Structured figure records:
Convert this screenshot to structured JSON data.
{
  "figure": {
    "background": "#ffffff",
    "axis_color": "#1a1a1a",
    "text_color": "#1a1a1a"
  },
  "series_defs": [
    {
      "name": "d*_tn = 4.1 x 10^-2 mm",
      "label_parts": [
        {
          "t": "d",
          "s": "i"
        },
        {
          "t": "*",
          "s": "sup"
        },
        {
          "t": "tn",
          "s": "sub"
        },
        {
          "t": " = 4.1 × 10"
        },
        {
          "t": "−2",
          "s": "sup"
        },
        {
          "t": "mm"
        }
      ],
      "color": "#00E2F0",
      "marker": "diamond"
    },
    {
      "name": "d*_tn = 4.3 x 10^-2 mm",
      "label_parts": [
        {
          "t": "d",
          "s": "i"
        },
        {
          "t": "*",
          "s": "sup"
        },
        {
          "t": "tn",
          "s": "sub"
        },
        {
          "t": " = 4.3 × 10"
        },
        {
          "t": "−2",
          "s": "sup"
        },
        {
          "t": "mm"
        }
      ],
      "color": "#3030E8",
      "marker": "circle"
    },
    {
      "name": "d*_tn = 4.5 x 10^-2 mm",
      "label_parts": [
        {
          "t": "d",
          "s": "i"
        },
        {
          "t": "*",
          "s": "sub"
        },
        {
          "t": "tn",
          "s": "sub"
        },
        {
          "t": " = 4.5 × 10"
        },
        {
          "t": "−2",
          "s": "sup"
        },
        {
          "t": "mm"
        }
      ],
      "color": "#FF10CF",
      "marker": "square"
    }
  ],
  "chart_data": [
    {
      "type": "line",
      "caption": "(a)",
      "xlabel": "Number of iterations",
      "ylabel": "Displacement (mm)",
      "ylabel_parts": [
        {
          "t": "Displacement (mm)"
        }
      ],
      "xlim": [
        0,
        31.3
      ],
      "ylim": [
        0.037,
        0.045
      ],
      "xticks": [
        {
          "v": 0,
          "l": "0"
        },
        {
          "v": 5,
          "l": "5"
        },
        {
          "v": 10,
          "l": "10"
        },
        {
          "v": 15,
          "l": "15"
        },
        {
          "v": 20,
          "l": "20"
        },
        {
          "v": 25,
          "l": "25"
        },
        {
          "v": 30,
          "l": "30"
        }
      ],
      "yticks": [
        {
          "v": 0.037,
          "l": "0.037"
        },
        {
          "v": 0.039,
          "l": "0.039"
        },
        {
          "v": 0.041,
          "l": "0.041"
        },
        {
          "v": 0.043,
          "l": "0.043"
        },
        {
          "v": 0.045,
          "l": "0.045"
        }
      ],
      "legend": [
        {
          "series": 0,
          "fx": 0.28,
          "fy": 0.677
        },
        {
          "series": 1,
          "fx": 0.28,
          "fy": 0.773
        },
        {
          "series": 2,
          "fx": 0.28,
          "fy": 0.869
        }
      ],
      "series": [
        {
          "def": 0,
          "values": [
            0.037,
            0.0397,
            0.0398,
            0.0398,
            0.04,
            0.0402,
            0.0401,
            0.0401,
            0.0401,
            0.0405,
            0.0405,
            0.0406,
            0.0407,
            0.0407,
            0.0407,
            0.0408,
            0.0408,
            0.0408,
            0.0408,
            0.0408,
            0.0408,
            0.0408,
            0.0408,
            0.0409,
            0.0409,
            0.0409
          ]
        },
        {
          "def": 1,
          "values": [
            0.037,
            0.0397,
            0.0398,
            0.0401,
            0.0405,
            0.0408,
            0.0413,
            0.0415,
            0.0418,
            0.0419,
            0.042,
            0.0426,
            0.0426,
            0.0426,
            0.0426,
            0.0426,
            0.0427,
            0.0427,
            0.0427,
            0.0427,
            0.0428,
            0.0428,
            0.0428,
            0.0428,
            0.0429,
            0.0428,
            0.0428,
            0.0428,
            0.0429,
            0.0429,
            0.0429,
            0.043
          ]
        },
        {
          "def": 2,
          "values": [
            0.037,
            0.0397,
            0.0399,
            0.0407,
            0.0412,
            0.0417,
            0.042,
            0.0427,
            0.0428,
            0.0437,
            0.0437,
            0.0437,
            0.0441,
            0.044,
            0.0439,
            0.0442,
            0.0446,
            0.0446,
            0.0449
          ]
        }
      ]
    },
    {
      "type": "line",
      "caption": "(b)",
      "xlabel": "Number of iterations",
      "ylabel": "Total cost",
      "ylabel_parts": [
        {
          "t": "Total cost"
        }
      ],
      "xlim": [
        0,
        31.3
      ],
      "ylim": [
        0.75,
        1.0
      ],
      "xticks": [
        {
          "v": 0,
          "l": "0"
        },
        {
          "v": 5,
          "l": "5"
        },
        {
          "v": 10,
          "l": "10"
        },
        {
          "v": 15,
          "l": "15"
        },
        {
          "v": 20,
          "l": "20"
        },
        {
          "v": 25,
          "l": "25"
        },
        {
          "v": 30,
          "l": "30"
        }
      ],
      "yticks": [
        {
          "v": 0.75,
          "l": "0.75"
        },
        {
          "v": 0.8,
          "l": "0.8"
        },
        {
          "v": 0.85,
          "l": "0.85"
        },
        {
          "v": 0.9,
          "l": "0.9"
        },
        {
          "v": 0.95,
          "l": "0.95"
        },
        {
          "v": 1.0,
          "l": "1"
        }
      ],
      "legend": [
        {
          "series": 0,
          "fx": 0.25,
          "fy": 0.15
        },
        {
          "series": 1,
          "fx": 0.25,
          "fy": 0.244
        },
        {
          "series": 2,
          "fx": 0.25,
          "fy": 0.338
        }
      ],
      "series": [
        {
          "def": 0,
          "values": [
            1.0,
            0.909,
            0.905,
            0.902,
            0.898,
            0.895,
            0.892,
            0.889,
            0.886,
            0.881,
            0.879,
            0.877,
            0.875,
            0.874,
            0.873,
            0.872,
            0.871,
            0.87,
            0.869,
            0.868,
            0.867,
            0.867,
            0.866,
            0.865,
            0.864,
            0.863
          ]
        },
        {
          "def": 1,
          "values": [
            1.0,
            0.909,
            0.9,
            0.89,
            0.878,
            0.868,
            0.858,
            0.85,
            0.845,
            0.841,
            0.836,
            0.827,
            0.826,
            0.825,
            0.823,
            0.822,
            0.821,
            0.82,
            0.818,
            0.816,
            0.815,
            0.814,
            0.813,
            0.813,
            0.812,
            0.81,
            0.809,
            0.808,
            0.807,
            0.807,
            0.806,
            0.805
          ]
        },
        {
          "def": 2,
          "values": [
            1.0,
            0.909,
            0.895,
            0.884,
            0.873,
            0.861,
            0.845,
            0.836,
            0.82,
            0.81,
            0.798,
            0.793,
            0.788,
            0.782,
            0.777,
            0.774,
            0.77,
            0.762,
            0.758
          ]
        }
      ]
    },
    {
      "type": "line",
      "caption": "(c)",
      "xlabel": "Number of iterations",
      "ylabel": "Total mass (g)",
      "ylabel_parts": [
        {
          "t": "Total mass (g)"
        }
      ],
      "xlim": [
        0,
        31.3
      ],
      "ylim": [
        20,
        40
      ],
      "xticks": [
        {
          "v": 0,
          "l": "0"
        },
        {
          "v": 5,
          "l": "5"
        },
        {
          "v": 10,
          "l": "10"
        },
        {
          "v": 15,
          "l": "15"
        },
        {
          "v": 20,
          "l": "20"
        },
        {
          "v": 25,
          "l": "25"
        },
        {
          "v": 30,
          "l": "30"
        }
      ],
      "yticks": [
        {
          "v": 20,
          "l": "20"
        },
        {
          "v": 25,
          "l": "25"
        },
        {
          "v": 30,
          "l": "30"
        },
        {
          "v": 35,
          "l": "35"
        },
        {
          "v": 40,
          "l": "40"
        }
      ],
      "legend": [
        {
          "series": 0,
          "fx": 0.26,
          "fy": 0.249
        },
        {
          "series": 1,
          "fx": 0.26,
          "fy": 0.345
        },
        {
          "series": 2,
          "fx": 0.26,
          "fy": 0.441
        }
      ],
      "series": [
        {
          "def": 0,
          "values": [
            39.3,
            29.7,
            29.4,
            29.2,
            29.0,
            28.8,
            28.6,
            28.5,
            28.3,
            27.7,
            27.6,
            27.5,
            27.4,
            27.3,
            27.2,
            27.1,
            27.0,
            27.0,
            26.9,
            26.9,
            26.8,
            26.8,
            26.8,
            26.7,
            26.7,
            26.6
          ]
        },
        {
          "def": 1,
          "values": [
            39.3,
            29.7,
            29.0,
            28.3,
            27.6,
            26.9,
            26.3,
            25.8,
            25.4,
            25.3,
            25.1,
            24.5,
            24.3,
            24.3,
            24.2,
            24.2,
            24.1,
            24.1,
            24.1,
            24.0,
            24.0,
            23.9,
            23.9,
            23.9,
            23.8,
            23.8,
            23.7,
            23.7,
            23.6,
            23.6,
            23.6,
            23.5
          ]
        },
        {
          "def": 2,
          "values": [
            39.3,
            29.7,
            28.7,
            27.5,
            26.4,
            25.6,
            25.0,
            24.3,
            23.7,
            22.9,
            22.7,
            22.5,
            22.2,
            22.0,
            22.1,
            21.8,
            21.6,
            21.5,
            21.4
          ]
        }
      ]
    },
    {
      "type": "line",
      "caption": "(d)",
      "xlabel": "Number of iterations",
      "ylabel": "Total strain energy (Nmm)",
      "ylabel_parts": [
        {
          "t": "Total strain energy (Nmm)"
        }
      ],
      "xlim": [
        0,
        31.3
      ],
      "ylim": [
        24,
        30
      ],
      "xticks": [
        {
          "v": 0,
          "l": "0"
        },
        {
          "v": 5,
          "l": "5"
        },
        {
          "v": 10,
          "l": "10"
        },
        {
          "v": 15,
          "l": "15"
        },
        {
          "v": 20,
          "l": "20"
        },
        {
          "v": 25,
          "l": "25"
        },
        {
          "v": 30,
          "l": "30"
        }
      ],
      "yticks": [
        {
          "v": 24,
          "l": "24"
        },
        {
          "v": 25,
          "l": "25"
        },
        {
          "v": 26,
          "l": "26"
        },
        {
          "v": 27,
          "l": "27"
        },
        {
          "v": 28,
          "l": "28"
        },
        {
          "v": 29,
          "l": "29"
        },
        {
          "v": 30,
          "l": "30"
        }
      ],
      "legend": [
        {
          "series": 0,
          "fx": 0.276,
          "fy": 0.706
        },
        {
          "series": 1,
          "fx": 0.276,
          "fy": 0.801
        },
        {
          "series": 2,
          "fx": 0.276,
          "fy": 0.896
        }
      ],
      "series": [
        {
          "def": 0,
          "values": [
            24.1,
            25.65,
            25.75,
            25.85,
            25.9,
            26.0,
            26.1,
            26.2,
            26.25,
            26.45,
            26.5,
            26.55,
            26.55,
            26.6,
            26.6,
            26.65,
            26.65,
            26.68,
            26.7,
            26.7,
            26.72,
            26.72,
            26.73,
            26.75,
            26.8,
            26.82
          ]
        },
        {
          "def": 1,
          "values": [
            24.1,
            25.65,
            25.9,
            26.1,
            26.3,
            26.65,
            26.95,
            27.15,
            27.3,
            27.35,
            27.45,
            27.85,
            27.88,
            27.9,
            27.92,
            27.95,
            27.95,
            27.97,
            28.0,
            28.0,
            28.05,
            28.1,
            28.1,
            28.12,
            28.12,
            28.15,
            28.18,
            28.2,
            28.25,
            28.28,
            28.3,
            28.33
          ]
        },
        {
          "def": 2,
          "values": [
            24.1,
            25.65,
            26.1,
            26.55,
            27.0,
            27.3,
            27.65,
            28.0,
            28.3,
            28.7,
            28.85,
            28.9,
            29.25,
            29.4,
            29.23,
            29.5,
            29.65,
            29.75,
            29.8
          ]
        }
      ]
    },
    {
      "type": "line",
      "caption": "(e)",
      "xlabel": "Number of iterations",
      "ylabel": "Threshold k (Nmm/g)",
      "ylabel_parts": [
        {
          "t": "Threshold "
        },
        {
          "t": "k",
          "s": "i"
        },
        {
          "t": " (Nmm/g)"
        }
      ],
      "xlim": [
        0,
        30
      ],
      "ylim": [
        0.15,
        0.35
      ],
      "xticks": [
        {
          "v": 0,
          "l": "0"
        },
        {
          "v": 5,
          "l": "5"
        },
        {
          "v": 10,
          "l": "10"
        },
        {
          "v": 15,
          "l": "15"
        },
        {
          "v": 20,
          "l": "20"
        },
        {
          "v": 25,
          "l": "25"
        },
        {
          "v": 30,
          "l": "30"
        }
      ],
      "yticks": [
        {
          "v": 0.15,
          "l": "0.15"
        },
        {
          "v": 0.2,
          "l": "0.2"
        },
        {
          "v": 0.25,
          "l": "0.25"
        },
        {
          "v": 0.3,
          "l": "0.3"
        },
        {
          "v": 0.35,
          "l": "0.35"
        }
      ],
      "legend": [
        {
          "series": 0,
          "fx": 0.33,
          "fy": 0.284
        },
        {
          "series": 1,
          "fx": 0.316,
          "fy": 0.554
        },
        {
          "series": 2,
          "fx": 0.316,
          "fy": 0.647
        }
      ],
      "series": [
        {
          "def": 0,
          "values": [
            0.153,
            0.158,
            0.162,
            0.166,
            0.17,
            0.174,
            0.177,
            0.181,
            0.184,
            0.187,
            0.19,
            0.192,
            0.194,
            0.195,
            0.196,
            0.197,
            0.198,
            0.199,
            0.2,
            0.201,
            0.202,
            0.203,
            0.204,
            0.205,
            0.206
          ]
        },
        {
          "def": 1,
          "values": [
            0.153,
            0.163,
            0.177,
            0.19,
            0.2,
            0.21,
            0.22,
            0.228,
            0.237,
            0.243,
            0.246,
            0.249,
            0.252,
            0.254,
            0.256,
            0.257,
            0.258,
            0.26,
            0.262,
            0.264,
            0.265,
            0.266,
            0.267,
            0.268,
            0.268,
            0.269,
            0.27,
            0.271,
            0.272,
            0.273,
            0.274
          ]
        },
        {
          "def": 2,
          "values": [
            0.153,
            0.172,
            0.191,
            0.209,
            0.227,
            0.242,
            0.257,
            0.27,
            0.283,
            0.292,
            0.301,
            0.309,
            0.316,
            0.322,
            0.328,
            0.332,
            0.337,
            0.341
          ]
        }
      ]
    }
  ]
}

To be done: In the listing above, locate each line with "caption" and copy it.

Expected output:
      "caption": "(a)",
      "caption": "(b)",
      "caption": "(c)",
      "caption": "(d)",
      "caption": "(e)",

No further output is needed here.